Please output the entries below from the line that contains "Transcribe this image's" through the final line, reproduced exactly and alone.

Extracted records
--------

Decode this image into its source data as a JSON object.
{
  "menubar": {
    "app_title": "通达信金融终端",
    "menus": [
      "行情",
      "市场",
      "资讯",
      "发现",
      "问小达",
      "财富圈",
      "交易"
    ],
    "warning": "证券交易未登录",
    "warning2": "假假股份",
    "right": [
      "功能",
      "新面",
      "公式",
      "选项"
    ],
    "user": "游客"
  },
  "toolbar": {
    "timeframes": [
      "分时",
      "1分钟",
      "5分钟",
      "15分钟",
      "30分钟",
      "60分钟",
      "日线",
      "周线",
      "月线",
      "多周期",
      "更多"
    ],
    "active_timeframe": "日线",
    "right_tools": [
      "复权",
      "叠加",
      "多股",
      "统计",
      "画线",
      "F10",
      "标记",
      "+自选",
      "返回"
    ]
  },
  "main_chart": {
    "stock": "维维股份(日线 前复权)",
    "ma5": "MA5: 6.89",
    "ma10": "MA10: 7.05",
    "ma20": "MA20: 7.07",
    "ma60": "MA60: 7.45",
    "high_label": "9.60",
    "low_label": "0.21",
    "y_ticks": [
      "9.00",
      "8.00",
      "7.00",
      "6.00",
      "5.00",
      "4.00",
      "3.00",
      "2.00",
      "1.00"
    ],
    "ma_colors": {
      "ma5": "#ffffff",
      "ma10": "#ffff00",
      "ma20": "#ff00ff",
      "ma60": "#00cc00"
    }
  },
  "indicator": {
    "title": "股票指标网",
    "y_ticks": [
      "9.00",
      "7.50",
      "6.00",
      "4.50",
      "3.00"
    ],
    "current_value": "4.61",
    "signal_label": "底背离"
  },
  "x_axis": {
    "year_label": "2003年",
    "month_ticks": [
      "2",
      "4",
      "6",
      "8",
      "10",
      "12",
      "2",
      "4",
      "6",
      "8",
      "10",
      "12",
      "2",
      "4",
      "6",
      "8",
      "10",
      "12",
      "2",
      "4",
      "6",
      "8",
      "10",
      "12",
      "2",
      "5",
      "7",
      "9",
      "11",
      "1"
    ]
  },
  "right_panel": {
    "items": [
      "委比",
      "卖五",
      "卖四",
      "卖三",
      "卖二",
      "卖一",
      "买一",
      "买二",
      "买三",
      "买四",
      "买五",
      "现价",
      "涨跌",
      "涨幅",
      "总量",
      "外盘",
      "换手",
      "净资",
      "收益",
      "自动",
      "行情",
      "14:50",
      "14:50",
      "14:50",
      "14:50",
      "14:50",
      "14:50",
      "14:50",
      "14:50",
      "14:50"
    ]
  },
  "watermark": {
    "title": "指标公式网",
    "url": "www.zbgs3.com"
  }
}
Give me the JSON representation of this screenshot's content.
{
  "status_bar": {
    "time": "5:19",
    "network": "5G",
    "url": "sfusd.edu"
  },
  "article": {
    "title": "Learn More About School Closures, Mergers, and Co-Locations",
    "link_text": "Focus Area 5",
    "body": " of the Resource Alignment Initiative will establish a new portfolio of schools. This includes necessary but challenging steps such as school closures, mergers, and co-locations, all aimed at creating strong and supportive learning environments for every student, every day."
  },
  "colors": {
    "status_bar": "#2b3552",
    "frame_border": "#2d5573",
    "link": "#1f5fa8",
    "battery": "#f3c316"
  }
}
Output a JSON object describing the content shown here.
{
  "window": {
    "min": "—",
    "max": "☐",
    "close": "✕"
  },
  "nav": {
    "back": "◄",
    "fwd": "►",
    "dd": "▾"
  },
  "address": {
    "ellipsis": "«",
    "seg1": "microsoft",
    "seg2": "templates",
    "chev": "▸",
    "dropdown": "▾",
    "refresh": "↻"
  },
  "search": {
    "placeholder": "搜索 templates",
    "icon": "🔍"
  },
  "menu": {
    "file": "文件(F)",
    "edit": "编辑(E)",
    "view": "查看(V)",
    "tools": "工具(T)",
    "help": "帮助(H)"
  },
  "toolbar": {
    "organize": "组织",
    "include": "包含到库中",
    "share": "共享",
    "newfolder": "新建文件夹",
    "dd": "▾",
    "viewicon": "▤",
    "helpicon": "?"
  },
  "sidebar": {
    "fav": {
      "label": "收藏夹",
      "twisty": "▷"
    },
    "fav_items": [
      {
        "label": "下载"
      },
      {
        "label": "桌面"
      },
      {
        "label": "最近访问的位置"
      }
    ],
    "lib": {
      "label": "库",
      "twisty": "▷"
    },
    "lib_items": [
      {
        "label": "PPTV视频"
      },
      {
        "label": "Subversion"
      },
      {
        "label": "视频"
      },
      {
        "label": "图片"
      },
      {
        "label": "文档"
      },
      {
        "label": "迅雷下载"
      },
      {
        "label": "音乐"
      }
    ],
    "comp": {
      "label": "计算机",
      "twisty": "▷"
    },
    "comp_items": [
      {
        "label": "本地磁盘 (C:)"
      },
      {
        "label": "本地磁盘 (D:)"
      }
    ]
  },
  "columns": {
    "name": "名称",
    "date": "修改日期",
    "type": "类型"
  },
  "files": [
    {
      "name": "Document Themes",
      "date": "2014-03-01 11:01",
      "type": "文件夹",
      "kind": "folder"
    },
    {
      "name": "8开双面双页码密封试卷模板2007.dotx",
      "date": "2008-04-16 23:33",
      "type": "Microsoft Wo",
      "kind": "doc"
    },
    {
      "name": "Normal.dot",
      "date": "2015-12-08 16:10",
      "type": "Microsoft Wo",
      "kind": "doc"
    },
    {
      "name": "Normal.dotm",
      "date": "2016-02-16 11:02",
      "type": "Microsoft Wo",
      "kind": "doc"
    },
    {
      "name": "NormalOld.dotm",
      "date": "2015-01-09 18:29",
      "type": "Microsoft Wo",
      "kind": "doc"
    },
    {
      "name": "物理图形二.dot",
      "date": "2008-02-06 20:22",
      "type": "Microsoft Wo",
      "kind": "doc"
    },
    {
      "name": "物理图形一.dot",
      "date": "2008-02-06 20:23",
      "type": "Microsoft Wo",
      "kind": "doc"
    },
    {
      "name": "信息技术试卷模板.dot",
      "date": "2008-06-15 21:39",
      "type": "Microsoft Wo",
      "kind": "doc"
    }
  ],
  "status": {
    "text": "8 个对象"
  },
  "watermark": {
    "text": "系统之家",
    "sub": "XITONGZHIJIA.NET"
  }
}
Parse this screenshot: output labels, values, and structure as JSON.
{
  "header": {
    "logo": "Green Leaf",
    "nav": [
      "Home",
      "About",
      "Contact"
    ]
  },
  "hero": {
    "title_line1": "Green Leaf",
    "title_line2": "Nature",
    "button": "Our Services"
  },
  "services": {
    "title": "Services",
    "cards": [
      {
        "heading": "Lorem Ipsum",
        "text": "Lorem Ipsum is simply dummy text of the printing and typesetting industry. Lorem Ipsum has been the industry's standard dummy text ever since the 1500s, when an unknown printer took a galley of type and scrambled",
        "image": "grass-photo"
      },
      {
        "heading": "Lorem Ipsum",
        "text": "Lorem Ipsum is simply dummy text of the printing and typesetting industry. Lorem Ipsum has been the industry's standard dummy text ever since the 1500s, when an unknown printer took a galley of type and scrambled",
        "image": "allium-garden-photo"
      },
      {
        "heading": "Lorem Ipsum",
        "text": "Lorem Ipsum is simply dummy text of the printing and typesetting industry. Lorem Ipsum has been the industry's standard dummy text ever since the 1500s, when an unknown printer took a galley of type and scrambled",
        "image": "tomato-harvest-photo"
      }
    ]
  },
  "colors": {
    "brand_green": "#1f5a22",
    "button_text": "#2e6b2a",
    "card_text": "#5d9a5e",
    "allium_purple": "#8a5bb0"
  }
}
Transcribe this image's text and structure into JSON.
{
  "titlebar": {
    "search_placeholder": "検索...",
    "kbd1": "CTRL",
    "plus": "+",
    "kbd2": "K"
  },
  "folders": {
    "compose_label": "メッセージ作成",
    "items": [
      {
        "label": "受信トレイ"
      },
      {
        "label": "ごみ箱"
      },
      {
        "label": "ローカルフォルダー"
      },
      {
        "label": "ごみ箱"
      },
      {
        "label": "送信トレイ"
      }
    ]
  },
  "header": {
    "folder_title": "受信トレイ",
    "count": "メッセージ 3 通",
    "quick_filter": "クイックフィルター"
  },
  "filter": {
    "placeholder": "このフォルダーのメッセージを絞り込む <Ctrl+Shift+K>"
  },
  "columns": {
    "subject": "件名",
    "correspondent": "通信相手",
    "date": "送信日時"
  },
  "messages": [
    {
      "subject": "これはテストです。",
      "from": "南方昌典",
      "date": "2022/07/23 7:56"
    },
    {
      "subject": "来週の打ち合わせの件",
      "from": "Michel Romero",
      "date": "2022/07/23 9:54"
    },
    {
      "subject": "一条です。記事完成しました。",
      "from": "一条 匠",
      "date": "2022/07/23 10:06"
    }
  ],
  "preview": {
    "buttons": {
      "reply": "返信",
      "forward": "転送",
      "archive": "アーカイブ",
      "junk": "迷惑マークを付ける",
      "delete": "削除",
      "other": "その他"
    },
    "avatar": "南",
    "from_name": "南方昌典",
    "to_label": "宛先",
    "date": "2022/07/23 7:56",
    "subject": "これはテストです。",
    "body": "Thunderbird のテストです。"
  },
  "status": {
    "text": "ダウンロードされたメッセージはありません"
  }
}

--------

§ **EXPECTED ANSWER**
Transcribe this image's text and structure into JSON.
{
  "titlebar": {
    "search_placeholder": "検索...",
    "kbd1": "CTRL",
    "plus": "+",
    "kbd2": "K"
  },
  "folders": {
    "compose_label": "メッセージ作成",
    "items": [
      {
        "label": "受信トレイ"
      },
      {
        "label": "ごみ箱"
      },
      {
        "label": "ローカルフォルダー"
      },
      {
        "label": "ごみ箱"
      },
      {
        "label": "送信トレイ"
      }
    ]
  },
  "header": {
    "folder_title": "受信トレイ",
    "count": "メッセージ 3 通",
    "quick_filter": "クイックフィルター"
  },
  "filter": {
    "placeholder": "このフォルダーのメッセージを絞り込む <Ctrl+Shift+K>"
  },
  "columns": {
    "subject": "件名",
    "correspondent": "通信相手",
    "date": "送信日時"
  },
  "messages": [
    {
      "subject": "これはテストです。",
      "from": "南方昌典",
      "date": "2022/07/23 7:56"
    },
    {
      "subject": "来週の打ち合わせの件",
      "from": "Michel Romero",
      "date": "2022/07/23 9:54"
    },
    {
      "subject": "一条です。記事完成しました。",
      "from": "一条 匠",
      "date": "2022/07/23 10:06"
    }
  ],
  "preview": {
    "buttons": {
      "reply": "返信",
      "forward": "転送",
      "archive": "アーカイブ",
      "junk": "迷惑マークを付ける",
      "delete": "削除",
      "other": "その他"
    },
    "avatar": "南",
    "from_name": "南方昌典",
    "to_label": "宛先",
    "date": "2022/07/23 7:56",
    "subject": "これはテストです。",
    "body": "Thunderbird のテストです。"
  },
  "status": {
    "text": "ダウンロードされたメッセージはありません"
  }
}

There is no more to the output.